+++ Listed records +++

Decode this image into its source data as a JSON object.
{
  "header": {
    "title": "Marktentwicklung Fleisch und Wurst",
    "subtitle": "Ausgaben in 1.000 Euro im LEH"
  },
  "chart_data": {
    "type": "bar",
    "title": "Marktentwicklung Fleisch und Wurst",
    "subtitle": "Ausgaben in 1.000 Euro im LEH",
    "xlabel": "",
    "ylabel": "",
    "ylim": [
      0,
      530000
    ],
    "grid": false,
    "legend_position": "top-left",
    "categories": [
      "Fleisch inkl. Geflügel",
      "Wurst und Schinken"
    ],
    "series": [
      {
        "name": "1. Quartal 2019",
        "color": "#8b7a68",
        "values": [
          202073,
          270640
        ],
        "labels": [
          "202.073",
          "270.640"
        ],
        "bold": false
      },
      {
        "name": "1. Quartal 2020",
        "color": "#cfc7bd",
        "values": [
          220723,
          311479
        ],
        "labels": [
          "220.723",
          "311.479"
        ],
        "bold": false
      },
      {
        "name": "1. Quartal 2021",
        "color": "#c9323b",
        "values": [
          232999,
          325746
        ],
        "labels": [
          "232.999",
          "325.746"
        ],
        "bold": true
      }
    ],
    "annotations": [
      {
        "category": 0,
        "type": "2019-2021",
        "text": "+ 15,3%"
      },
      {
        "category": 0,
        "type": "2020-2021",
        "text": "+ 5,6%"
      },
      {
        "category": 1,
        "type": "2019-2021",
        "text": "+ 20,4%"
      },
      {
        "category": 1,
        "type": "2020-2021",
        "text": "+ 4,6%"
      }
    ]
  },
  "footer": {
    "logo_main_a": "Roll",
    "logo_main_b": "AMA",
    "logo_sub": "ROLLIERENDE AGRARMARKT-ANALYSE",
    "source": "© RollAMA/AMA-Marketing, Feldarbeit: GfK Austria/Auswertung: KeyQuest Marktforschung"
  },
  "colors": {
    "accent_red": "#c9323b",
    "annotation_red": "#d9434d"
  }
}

+++
+++ Listed records +++

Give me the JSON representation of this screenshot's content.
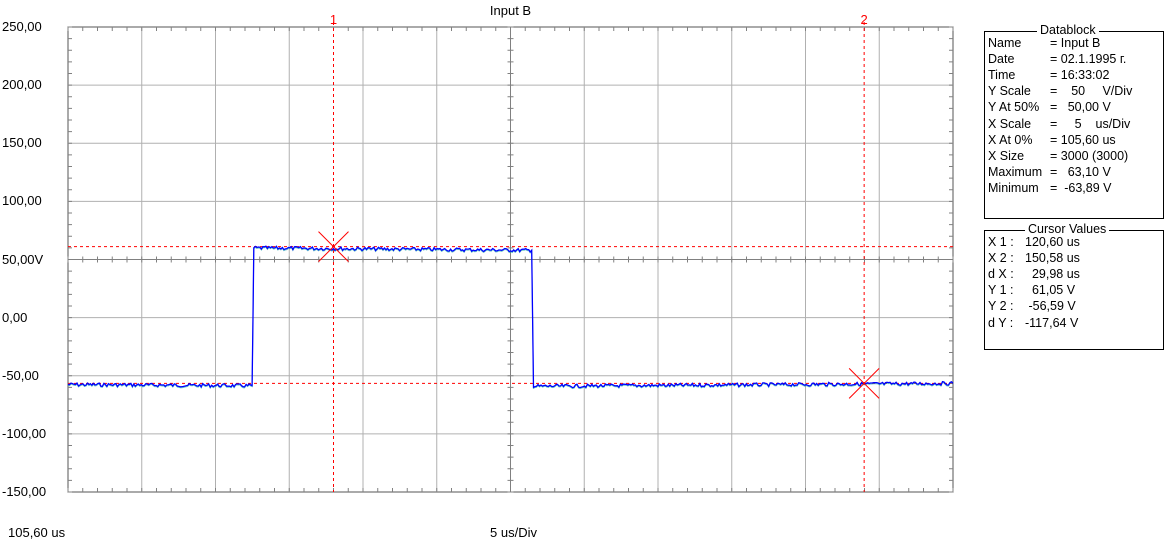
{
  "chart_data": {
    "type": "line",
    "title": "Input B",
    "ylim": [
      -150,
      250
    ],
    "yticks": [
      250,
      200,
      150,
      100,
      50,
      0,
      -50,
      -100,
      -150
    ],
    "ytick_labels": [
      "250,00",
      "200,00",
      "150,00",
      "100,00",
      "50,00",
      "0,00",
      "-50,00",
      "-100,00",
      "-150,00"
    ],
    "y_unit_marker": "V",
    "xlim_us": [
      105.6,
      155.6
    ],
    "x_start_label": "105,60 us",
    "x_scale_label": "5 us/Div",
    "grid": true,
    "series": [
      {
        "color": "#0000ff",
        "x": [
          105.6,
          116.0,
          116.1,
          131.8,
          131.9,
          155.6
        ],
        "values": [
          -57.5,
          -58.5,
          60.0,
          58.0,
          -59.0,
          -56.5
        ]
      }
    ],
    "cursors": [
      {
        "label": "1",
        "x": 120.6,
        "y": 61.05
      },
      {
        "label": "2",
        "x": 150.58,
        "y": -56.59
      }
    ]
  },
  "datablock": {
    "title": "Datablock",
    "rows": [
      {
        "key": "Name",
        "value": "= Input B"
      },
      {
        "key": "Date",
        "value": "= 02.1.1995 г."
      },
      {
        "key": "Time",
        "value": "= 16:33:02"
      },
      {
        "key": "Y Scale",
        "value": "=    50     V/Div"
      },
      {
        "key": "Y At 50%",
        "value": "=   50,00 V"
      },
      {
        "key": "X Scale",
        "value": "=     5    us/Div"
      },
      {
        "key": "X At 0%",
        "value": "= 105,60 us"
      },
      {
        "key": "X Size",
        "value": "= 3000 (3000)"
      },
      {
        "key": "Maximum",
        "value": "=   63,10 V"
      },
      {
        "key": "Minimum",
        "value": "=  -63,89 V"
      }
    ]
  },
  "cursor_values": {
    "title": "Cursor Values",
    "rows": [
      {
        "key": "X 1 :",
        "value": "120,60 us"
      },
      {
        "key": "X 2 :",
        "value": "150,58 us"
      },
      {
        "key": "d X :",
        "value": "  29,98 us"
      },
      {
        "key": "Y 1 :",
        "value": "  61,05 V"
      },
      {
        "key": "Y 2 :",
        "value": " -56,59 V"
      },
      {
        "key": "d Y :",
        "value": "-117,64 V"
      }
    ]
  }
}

+++

Copy every line that contains the string "Ausgaben".

    "subtitle": "Ausgaben in 1.000 Euro im LEH"
    "subtitle": "Ausgaben in 1.000 Euro im LEH",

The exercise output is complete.